_Problem_
Take every line from the listing below that contains "altitude".

_Data listing_
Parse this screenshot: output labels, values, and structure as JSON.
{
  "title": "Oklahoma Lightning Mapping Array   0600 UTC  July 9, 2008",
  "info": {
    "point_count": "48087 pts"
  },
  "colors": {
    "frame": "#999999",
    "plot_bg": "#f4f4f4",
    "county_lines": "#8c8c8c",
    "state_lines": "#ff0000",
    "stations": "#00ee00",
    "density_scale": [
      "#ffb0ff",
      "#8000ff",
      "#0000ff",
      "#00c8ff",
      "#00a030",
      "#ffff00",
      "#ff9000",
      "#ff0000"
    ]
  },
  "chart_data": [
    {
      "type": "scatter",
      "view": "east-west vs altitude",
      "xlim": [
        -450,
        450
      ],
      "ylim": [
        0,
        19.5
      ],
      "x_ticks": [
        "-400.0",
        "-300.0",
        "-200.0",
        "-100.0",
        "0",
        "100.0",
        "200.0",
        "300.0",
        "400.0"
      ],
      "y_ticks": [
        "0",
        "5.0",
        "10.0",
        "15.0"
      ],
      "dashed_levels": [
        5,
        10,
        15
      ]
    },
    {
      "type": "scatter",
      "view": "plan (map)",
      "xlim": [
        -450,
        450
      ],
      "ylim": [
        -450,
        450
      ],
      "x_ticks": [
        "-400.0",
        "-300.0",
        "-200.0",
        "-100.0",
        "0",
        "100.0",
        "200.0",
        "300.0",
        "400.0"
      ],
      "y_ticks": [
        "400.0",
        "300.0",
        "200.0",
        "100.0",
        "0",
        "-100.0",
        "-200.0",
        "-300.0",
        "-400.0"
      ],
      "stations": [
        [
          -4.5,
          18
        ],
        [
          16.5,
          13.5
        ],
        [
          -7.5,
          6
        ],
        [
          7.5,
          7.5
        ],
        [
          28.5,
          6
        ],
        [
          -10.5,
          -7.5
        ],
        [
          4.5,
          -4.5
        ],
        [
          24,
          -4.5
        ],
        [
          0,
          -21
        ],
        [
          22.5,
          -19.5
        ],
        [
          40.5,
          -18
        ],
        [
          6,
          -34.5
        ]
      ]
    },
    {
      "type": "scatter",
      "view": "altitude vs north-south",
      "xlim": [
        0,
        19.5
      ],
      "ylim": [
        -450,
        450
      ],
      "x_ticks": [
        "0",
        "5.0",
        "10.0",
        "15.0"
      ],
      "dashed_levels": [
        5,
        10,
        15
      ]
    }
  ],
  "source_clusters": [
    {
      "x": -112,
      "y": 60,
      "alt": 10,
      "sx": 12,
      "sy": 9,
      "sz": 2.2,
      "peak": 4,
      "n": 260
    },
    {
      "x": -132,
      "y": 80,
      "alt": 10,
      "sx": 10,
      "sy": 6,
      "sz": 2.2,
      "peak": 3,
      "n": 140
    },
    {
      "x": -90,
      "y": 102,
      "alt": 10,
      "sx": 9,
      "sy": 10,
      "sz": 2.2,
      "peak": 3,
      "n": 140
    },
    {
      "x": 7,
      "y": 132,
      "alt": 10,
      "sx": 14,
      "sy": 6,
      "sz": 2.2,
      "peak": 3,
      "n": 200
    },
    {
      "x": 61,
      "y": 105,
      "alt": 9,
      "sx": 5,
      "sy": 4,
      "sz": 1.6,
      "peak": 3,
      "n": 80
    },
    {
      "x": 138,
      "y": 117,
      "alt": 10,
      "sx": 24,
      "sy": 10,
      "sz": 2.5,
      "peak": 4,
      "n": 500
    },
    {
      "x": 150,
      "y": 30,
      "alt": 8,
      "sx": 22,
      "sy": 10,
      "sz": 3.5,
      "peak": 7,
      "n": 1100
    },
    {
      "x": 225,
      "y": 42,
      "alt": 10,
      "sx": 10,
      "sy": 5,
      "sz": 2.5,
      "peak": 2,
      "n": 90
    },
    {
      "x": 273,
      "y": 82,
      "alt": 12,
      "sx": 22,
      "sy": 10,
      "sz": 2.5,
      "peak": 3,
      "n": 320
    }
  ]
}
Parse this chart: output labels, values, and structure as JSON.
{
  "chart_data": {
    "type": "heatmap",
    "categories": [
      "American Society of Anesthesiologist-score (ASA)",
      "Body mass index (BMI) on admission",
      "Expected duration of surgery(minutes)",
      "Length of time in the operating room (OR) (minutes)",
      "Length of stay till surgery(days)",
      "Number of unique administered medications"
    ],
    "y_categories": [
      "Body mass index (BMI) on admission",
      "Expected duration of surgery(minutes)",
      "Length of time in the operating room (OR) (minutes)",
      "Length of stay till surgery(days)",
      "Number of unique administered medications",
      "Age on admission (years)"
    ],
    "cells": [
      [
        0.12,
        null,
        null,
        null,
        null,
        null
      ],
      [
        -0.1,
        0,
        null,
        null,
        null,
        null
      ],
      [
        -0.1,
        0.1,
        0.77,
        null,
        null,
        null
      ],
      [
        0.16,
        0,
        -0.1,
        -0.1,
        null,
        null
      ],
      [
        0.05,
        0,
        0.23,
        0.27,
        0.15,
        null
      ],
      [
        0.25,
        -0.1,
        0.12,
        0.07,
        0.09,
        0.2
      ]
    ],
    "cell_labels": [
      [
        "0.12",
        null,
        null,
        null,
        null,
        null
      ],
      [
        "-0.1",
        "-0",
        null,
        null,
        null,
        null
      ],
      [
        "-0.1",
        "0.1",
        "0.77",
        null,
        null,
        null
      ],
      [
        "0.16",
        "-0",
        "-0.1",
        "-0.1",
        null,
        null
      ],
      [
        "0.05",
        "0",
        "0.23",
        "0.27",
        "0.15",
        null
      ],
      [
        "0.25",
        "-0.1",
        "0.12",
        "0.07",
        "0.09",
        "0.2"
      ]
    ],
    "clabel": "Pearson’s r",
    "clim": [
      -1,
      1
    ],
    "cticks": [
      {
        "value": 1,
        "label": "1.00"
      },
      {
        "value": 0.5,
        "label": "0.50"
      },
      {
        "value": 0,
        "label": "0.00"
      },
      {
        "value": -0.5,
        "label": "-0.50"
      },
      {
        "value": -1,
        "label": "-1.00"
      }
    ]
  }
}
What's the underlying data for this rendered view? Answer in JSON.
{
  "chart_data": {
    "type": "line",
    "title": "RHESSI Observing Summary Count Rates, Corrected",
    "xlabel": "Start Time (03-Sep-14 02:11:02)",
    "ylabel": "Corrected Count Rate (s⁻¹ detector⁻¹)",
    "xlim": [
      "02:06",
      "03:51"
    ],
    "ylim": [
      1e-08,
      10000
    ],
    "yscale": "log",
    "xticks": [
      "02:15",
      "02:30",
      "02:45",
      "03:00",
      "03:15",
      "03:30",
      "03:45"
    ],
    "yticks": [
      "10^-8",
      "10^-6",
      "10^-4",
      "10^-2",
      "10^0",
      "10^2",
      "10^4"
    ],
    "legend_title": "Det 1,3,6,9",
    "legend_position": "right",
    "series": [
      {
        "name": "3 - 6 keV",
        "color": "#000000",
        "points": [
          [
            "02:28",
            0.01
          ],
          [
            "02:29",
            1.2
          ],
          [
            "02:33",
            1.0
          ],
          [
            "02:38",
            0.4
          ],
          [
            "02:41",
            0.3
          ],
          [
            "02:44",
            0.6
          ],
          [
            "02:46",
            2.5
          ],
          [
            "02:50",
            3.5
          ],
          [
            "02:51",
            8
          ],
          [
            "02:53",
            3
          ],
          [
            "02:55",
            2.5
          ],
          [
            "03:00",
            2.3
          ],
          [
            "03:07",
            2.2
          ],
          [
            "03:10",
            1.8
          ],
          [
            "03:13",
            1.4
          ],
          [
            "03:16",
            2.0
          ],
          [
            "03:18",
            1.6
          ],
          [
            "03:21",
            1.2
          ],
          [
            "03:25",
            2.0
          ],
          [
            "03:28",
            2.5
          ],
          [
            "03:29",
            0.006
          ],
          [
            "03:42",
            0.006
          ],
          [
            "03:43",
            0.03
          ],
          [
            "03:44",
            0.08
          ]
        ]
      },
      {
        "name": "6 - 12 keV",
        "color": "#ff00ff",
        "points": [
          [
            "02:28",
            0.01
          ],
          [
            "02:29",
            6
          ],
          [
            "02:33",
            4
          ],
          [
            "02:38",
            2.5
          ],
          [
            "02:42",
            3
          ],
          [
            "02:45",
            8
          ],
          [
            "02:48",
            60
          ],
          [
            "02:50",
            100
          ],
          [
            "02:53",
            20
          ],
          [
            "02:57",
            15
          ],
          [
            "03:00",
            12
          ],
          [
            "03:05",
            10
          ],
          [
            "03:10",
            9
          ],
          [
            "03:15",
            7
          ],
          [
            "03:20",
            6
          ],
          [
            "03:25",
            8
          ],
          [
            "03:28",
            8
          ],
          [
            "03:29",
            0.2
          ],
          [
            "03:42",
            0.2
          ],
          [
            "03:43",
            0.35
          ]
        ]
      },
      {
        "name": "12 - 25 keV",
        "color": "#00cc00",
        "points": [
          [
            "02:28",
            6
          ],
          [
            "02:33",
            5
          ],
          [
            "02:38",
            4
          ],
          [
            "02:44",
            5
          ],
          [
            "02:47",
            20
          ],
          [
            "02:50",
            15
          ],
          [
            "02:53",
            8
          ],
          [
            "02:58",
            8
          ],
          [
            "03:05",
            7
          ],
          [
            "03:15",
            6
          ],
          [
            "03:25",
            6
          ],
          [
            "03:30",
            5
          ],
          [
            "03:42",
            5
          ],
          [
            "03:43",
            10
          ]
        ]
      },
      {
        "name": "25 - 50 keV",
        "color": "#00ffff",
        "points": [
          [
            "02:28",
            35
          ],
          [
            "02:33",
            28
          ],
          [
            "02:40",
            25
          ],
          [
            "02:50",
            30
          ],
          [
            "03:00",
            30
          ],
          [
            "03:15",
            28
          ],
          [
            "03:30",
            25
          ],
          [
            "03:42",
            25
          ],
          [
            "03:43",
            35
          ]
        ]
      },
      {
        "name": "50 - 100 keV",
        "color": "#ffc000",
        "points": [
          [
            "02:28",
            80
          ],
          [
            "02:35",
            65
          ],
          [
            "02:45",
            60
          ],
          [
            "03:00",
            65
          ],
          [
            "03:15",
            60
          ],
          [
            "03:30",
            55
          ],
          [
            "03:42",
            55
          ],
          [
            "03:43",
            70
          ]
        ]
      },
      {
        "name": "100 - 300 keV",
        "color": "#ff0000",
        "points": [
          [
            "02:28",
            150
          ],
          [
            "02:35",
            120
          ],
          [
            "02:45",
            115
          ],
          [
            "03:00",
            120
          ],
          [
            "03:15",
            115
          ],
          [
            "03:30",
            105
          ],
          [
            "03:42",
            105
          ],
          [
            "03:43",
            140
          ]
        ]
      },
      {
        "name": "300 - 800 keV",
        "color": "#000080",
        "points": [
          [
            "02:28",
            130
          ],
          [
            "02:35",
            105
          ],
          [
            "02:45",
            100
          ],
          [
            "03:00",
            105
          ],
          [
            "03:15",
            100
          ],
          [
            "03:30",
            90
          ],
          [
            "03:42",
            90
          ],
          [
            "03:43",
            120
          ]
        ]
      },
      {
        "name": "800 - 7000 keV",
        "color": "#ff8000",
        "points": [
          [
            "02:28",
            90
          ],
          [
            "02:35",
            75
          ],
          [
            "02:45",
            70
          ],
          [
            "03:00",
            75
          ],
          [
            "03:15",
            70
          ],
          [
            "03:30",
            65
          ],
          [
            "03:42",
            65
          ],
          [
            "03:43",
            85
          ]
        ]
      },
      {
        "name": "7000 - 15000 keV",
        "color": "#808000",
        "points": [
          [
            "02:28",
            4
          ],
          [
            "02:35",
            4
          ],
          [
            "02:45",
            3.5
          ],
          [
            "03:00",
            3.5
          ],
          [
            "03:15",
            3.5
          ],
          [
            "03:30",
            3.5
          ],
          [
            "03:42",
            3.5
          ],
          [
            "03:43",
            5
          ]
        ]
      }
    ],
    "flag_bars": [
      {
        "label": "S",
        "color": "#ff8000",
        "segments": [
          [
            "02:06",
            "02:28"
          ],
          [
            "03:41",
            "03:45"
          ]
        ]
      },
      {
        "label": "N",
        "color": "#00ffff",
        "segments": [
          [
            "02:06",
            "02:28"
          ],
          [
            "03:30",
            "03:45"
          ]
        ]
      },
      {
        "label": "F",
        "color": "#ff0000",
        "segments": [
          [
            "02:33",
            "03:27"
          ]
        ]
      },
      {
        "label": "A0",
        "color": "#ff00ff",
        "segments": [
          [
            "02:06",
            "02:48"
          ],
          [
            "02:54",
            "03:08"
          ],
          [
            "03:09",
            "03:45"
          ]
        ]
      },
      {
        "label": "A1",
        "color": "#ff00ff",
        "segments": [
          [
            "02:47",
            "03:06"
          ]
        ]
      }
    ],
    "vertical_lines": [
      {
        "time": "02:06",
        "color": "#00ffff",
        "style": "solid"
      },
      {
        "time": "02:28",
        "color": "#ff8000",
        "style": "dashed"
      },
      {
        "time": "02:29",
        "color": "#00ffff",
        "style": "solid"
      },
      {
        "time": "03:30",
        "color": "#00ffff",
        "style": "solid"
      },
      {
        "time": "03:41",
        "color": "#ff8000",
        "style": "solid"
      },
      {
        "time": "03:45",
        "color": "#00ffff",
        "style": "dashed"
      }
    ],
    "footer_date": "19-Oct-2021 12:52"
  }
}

_Written solution_
      "view": "east-west vs altitude",
      "view": "altitude vs north-south",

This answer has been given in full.